• RECORDS SHOWN

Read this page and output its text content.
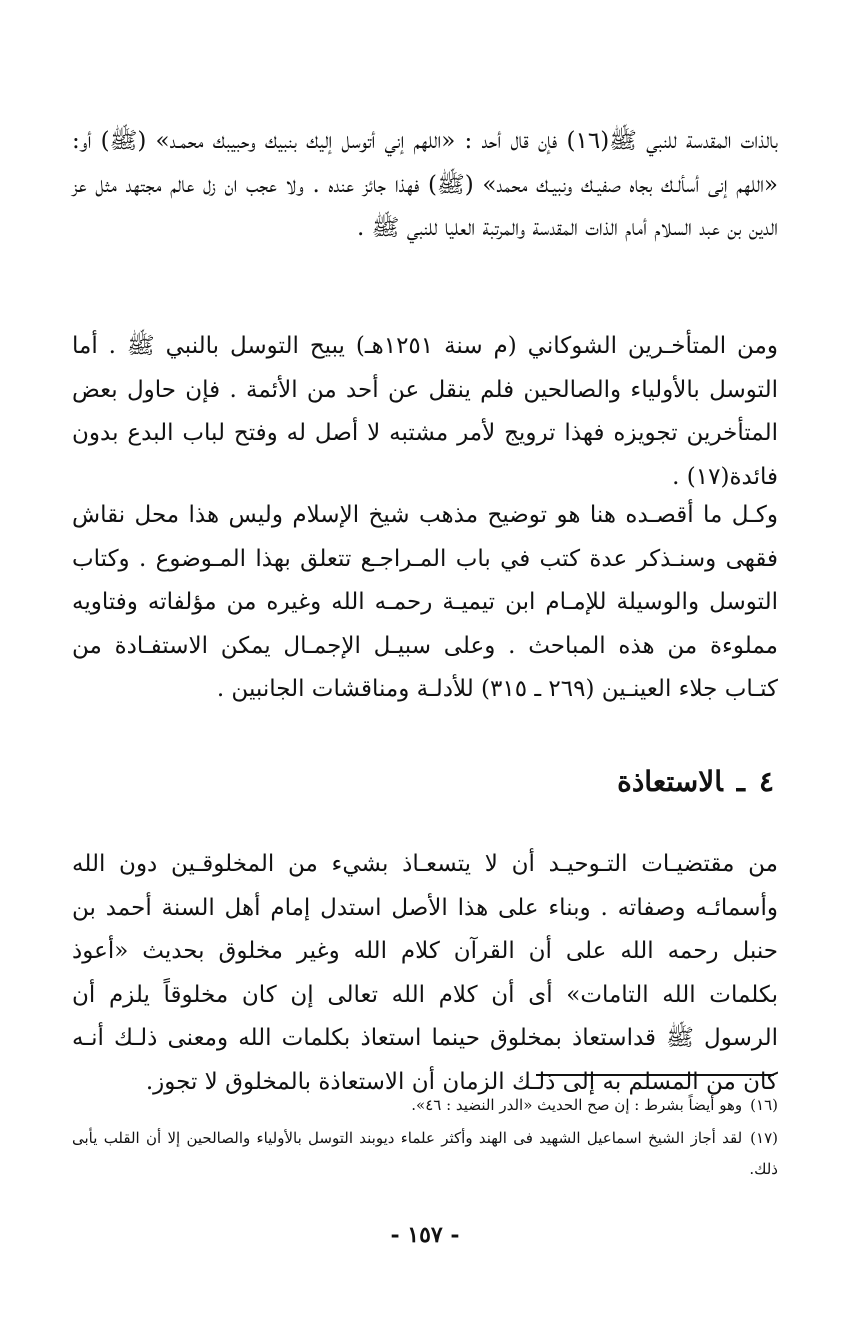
بالذات المقدسة للنبي ﷺ(١٦) فإن قال أحد : «اللهم إني أتوسل إليك بنبيك وحبيبك محمـد» (ﷺ) أو: «اللهم إنى أسألـك بجاه صفيـك ونبيـك محمد» (ﷺ) فهذا جائز عنده . ولا عجب ان زل عالم مجتهد مثل عز الدين بن عبد السلام أمام الذات المقدسة والمرتبة العليا للنبي ﷺ .

ومن المتأخـرين الشوكاني (م سنة ١٢٥١هـ) يبيح التوسل بالنبي ﷺ . أما التوسل بالأولياء والصالحين فلم ينقل عن أحد من الأئمة . فإن حاول بعض المتأخرين تجويزه فهذا ترويج لأمر مشتبه لا أصل له وفتح لباب البدع بدون فائدة(١٧) .

وكـل ما أقصـده هنا هو توضيح مذهب شيخ الإسلام وليس هذا محل نقاش فقهى وسنـذكر عدة كتب في باب المـراجـع تتعلق بهذا المـوضوع . وكتاب التوسل والوسيلة للإمـام ابن تيميـة رحمـه الله وغيره من مؤلفاته وفتاويه مملوءة من هذه المباحث . وعلى سبيـل الإجمـال يمكن الاستفـادة من كتـاب جلاء العينـين (٢٦٩ ـ ٣١٥) للأدلـة ومناقشات الجانبين .

٤ـالاستعاذة

من مقتضيـات التـوحيـد أن لا يتسعـاذ بشيء من المخلوقـين دون الله وأسمائـه وصفاته . وبناء على هذا الأصل استدل إمام أهل السنة أحمد بن حنبل رحمه الله على أن القرآن كلام الله وغير مخلوق بحديث «أعوذ بكلمات الله التامات» أى أن كلام الله تعالى إن كان مخلوقاً يلزم أن الرسول ﷺ قداستعاذ بمخلوق حينما استعاذ بكلمات الله ومعنى ذلـك أنـه كان من المسلم به إلى ذلـك الزمان أن الاستعاذة بالمخلوق لا تجوز.

(١٦)وهو أيضاً بشرط : إن صح الحديث «الدر النضيد : ٤٦».

(١٧)لقد أجاز الشيخ اسماعيل الشهيد فى الهند وأكثر علماء ديوبند التوسل بالأولياء والصالحين إلا أن القلب يأبى ذلك.

- ١٥٧ -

• GOAL
Filter the listing for the word "فهذا" and copy every line that holds it.

• EXERCISE OUTPUT
بالذات المقدسة للنبي ﷺ(١٦) فإن قال أحد : «اللهم إني أتوسل إليك بنبيك وحبيبك محمـد» (ﷺ) أو: «اللهم إنى أسألـك بجاه صفيـك ونبيـك محمد» (ﷺ) فهذا جائز عنده . ولا عجب ان زل عالم مجتهد مثل عز الدين بن عبد السلام أمام الذات المقدسة والمرتبة العليا للنبي ﷺ .
ومن المتأخـرين الشوكاني (م سنة ١٢٥١هـ) يبيح التوسل بالنبي ﷺ . أما التوسل بالأولياء والصالحين فلم ينقل عن أحد من الأئمة . فإن حاول بعض المتأخرين تجويزه فهذا ترويج لأمر مشتبه لا أصل له وفتح لباب البدع بدون فائدة(١٧) .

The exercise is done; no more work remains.